Work required: Lines holding the string "JSON" are the ones to copy; find them all in the data.

Entries taken from a collection

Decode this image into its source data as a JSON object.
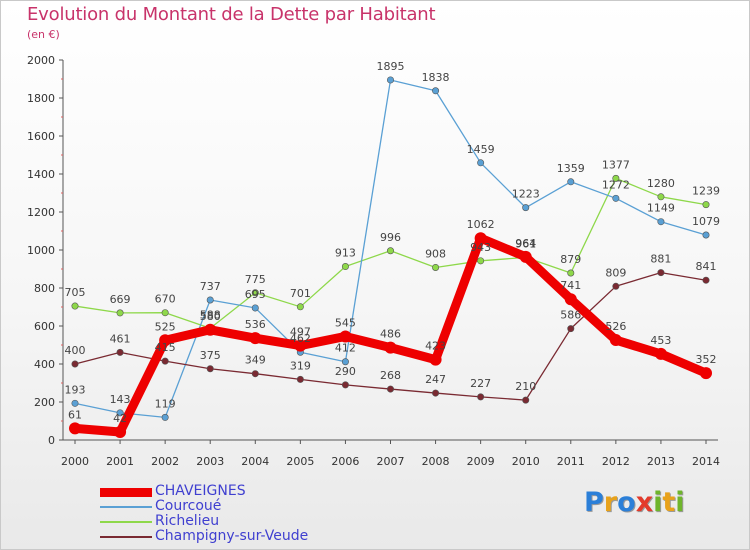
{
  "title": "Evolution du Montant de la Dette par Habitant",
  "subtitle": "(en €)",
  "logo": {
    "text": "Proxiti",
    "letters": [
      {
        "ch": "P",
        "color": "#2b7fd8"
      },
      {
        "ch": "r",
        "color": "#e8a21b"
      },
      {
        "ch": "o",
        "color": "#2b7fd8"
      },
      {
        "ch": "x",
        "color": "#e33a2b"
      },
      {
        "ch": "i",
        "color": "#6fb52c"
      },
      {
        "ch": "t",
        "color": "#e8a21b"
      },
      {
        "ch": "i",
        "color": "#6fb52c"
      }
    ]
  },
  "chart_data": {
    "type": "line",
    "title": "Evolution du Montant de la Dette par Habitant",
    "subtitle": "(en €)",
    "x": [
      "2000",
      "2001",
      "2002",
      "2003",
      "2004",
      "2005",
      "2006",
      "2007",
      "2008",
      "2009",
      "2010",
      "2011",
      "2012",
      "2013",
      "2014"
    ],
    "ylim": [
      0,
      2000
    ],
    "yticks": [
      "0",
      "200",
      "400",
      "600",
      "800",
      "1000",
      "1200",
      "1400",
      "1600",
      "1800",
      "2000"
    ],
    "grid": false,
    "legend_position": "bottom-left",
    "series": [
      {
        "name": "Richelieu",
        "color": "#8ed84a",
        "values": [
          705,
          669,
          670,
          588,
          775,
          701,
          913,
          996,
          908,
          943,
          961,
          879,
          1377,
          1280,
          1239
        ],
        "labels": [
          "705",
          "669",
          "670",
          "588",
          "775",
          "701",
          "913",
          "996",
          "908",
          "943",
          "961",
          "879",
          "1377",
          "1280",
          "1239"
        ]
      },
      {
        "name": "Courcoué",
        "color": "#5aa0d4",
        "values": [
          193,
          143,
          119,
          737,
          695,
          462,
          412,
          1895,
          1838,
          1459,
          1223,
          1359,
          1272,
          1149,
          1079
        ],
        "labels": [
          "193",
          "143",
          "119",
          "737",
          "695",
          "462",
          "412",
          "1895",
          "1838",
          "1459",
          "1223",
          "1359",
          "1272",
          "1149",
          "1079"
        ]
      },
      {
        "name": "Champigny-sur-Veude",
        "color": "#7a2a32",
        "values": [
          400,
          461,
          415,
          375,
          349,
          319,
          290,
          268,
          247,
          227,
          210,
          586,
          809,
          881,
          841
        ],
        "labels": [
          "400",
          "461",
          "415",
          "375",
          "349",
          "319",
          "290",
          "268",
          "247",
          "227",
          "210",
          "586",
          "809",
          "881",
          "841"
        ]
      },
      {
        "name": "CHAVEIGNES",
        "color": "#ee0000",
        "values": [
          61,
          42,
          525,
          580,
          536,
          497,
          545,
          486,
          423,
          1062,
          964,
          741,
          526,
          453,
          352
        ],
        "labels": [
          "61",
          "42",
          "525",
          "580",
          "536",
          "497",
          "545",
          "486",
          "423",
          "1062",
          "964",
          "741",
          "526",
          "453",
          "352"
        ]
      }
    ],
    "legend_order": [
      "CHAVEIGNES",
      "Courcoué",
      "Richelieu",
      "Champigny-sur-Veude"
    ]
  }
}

==

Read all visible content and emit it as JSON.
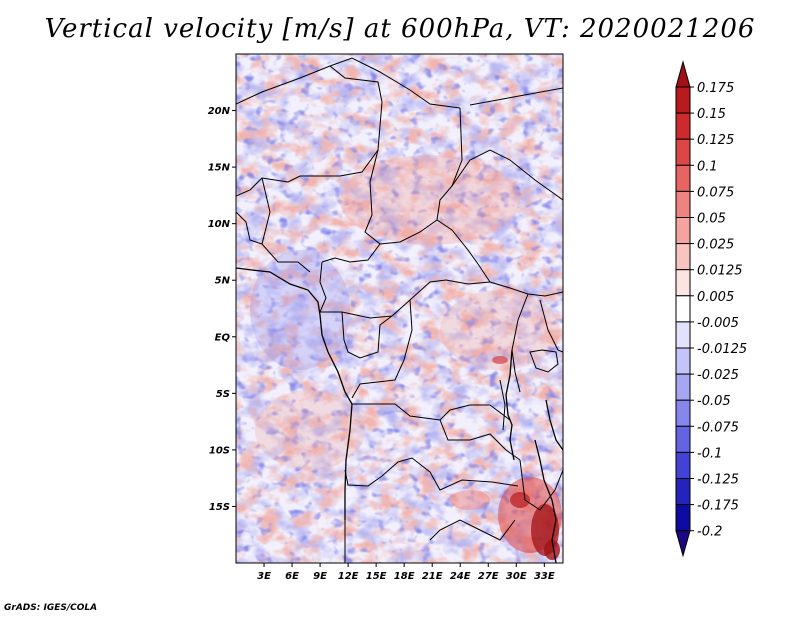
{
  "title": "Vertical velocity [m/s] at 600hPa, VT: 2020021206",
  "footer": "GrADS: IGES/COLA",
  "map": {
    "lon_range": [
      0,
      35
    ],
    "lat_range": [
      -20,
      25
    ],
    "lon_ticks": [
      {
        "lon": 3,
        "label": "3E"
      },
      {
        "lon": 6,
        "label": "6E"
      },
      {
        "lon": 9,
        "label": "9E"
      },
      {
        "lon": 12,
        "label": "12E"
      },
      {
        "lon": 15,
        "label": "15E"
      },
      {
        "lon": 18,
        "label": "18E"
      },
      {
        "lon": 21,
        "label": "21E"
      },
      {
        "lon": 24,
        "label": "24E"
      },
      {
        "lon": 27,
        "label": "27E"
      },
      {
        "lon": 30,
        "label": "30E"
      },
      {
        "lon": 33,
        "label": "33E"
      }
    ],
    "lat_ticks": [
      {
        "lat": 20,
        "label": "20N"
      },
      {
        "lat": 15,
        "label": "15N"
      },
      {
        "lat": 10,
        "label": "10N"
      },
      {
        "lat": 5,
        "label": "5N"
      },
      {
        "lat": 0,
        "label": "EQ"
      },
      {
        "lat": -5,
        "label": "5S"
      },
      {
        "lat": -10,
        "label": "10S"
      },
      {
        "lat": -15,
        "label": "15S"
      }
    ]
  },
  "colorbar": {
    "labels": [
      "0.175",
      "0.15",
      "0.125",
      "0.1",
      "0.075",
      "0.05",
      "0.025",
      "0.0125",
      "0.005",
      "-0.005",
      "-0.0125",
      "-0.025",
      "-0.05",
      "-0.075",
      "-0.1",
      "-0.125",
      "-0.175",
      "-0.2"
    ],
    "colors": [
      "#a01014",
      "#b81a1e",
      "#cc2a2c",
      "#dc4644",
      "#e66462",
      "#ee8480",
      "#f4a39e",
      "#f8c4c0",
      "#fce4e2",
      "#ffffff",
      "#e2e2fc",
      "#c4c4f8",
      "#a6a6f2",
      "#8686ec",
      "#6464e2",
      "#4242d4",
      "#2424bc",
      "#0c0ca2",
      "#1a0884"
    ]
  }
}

Expected answer:
Decode this image into its source data as a JSON object.
Read all visible content and emit it as JSON.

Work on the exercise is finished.